* Consigne *
Traduisez en anglais cette phrase de l'extrait sur le jury d'honneur de Papon : « On ne peut pas dire que Papon sorte particulièrement blanchi par les conclusions de ce jury d'honneur. »

La « sentence » de ce jury d'honneur est ambiguë : elle reconnaît la qualité de résis­tant de Papon et juge « injustifiées » d'éventuelles poursuites pour crime contre l'humanité, mais souligne que Papon « au­rait dû démissionner au mois de juillet 1942 » au début des grandes rafles en Gironde et que le secrétaire général de la préfecture de la Gironde n'avait pas été mandaté par une autorité qualifiée de la Résistance pour demeurer à son poste. Ce jury estime que Papon a dû recourir à des actes « apparemment contraires à la con­ception qu'il se fait de l'honneur et qui, à juste titre, choquent la sensibilité française ».

Les 5 résistants reconnaissent bien que Papon a tenté d'aider individuellement certains Juifs recherchés ou arrêtés, mais ils ajou­tent une restriction importante en notant qu'il avait fait une distinction entre les Juifs français et les Juifs étrangers : « sa sollicitude se portant essentiellement en faveur des premiers ». On ne peut pas dire que Papon sorte particulièrement blanchi par les conclusions de ce jury d'honneur.

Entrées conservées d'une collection
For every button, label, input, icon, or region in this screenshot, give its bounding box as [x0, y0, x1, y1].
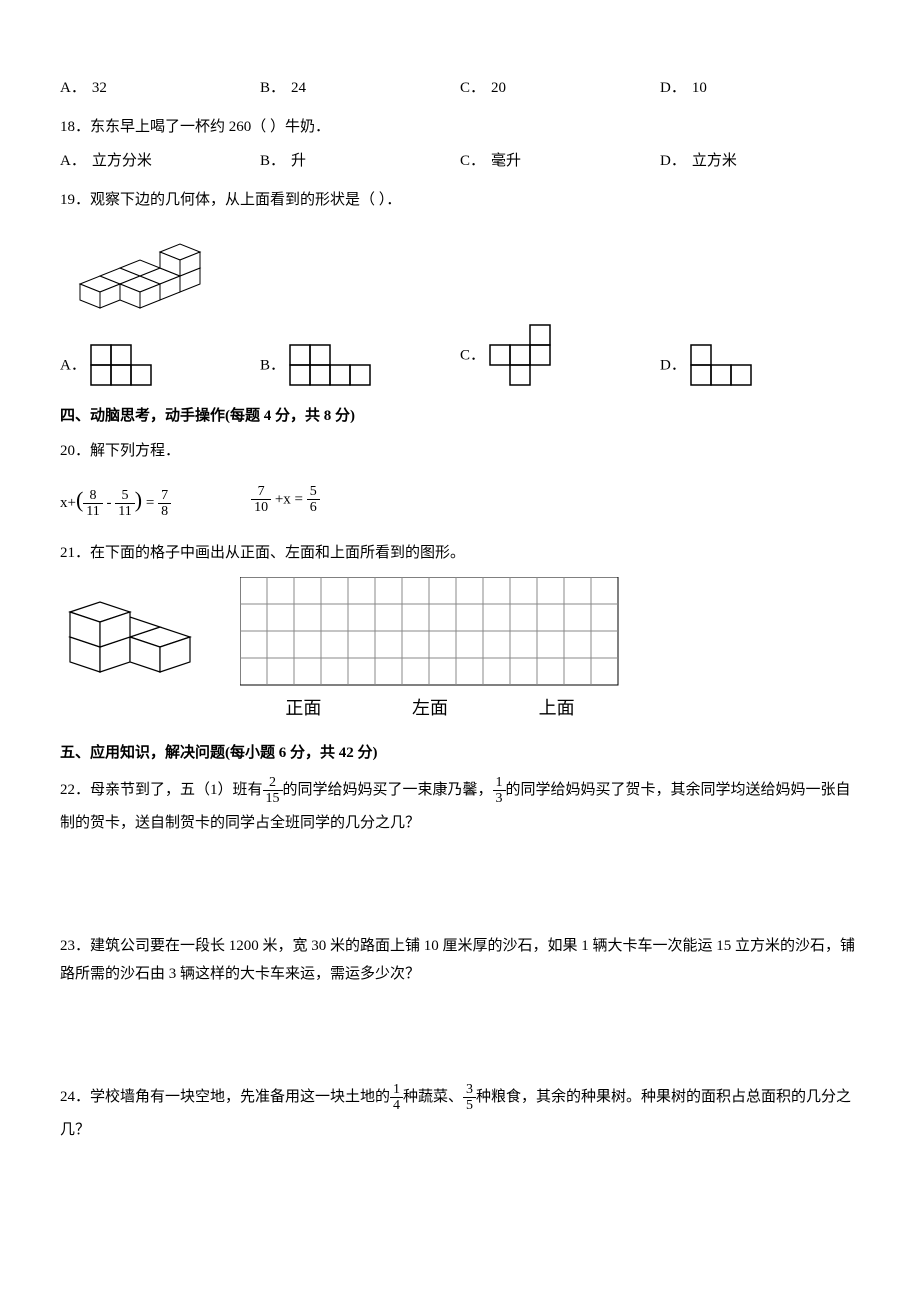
q19-opt-d: D．: [660, 344, 860, 388]
q18-opt-c: C． 毫升: [460, 147, 660, 176]
q24: 24．学校墙角有一块空地，先准备用这一块土地的14种蔬菜、35种粮食，其余的种果…: [60, 1081, 860, 1147]
frac-den: 10: [251, 500, 271, 515]
q-num: 21．: [60, 545, 90, 561]
cube-3d-icon: [60, 224, 210, 314]
frac-den: 3: [493, 791, 506, 806]
q21-3d-figure: [60, 577, 200, 677]
q-num: 19．: [60, 192, 90, 208]
grid-shape-a-icon: [90, 344, 156, 388]
q18: 18．东东早上喝了一杯约 260（ ）牛奶．: [60, 113, 860, 142]
frac-num: 7: [251, 484, 271, 500]
section5-header: 五、应用知识，解决问题(每小题 6 分，共 42 分): [60, 739, 860, 768]
q19-figure: [60, 224, 860, 314]
q19-opt-c: C．: [460, 324, 660, 388]
frac-den: 4: [390, 1098, 403, 1113]
q22: 22．母亲节到了，五（1）班有215的同学给妈妈买了一束康乃馨，13的同学给妈妈…: [60, 774, 860, 840]
q-num: 20．: [60, 443, 90, 459]
opt-label: D．: [660, 80, 686, 96]
q18-opt-d: D． 立方米: [660, 147, 860, 176]
q21: 21．在下面的格子中画出从正面、左面和上面所看到的图形。: [60, 539, 860, 568]
frac-num: 2: [263, 775, 283, 791]
frac-num: 5: [115, 488, 134, 504]
frac-num: 3: [463, 1082, 476, 1098]
opt-label: B．: [260, 153, 285, 169]
q-text: 观察下边的几何体，从上面看到的形状是（ ）．: [90, 192, 401, 208]
frac-num: 5: [307, 484, 320, 500]
frac-num: 1: [390, 1082, 403, 1098]
opt-label: A．: [60, 357, 86, 373]
opt-label: B．: [260, 357, 285, 373]
q-text: 在下面的格子中画出从正面、左面和上面所看到的图形。: [90, 545, 465, 561]
q17-opt-c: C． 20: [460, 74, 660, 103]
label-left: 左面: [412, 691, 448, 725]
q23: 23．建筑公司要在一段长 1200 米，宽 30 米的路面上铺 10 厘米厚的沙…: [60, 932, 860, 989]
eq1: x+(811 - 511) = 78: [60, 479, 171, 521]
opt-label: A．: [60, 80, 86, 96]
p1: 学校墙角有一块空地，先准备用这一块土地的: [90, 1089, 390, 1105]
q-num: 18．: [60, 119, 90, 135]
q17-opt-b: B． 24: [260, 74, 460, 103]
frac-den: 11: [83, 504, 102, 519]
opt-label: C．: [460, 347, 485, 363]
frac-den: 11: [115, 504, 134, 519]
opt-label: C．: [460, 153, 485, 169]
opt-text: 升: [291, 153, 306, 169]
q19-opt-a: A．: [60, 344, 260, 388]
opt-text: 32: [92, 80, 107, 96]
q20-equations: x+(811 - 511) = 78 710 +x = 56: [60, 479, 860, 521]
opt-text: 10: [692, 80, 707, 96]
opt-text: 20: [491, 80, 506, 96]
answer-grid-icon: [240, 577, 620, 687]
label-front: 正面: [285, 691, 321, 725]
q-text: 解下列方程．: [90, 443, 180, 459]
opt-label: B．: [260, 80, 285, 96]
frac-num: 8: [83, 488, 102, 504]
q-text: 建筑公司要在一段长 1200 米，宽 30 米的路面上铺 10 厘米厚的沙石，如…: [60, 938, 855, 983]
q-text: 东东早上喝了一杯约 260（ ）牛奶．: [90, 119, 330, 135]
q18-opt-a: A． 立方分米: [60, 147, 260, 176]
grid-shape-c-icon: [489, 324, 555, 388]
q19-options: A． B． C． D．: [60, 324, 860, 388]
frac-den: 6: [307, 500, 320, 515]
p1: 母亲节到了，五（1）班有: [90, 782, 263, 798]
q18-options: A． 立方分米 B． 升 C． 毫升 D． 立方米: [60, 147, 860, 176]
opt-label: D．: [660, 357, 686, 373]
frac-den: 15: [263, 791, 283, 806]
grid-labels: 正面 左面 上面: [240, 691, 620, 725]
q-num: 24．: [60, 1089, 90, 1105]
cube-3d-icon: [60, 577, 200, 677]
q17-options: A． 32 B． 24 C． 20 D． 10: [60, 74, 860, 103]
q21-figure-row: 正面 左面 上面: [60, 577, 860, 725]
frac-den: 5: [463, 1098, 476, 1113]
grid-shape-d-icon: [690, 344, 756, 388]
p2: 的同学给妈妈买了一束康乃馨，: [283, 782, 493, 798]
opt-label: C．: [460, 80, 485, 96]
q19: 19．观察下边的几何体，从上面看到的形状是（ ）．: [60, 186, 860, 215]
section4-header: 四、动脑思考，动手操作(每题 4 分，共 8 分): [60, 402, 860, 431]
p2: 种蔬菜、: [403, 1089, 463, 1105]
label-top: 上面: [539, 691, 575, 725]
opt-text: 立方米: [692, 153, 737, 169]
q21-grid: 正面 左面 上面: [240, 577, 620, 725]
q17-opt-a: A． 32: [60, 74, 260, 103]
opt-label: D．: [660, 153, 686, 169]
opt-text: 毫升: [491, 153, 521, 169]
q-num: 22．: [60, 782, 90, 798]
opt-label: A．: [60, 153, 86, 169]
frac-den: 8: [158, 504, 171, 519]
opt-text: 立方分米: [92, 153, 152, 169]
opt-text: 24: [291, 80, 306, 96]
q17-opt-d: D． 10: [660, 74, 860, 103]
eq2: 710 +x = 56: [251, 484, 320, 516]
frac-num: 7: [158, 488, 171, 504]
q-num: 23．: [60, 938, 90, 954]
q18-opt-b: B． 升: [260, 147, 460, 176]
q19-opt-b: B．: [260, 344, 460, 388]
frac-num: 1: [493, 775, 506, 791]
grid-shape-b-icon: [289, 344, 375, 388]
q20: 20．解下列方程．: [60, 437, 860, 466]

* Réponse *
One cannot say that Papon comes out particularly cleared by the conclusions of this jury of honor.